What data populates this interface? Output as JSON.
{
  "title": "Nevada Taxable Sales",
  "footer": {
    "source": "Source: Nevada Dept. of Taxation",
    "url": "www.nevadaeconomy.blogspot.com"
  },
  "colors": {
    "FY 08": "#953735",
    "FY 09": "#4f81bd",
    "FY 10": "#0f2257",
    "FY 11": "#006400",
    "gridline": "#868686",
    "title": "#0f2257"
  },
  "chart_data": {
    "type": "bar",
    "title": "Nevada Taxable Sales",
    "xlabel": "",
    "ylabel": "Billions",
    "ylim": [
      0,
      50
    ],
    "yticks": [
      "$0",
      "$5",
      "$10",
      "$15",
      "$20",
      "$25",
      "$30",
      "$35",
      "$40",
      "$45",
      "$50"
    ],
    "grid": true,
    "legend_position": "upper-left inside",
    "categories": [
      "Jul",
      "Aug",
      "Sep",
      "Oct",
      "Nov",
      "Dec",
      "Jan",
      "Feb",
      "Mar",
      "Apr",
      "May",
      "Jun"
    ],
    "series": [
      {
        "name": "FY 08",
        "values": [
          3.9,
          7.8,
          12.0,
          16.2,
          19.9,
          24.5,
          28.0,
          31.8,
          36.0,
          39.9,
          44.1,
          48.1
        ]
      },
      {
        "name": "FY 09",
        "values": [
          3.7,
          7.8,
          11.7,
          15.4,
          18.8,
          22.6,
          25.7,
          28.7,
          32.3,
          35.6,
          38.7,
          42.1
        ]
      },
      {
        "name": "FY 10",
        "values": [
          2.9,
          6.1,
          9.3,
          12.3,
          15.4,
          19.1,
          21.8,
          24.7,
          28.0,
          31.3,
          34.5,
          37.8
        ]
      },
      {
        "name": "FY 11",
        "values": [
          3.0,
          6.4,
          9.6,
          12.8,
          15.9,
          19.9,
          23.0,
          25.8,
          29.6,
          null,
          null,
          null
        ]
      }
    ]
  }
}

====

* EXERCISE TASK *
Search the entries for "title" and copy out each line that has it.

* SOLUTION TO THIS EXERCISE *
  "title": "Nevada Taxable Sales",
    "title": "#0f2257"
    "title": "Nevada Taxable Sales",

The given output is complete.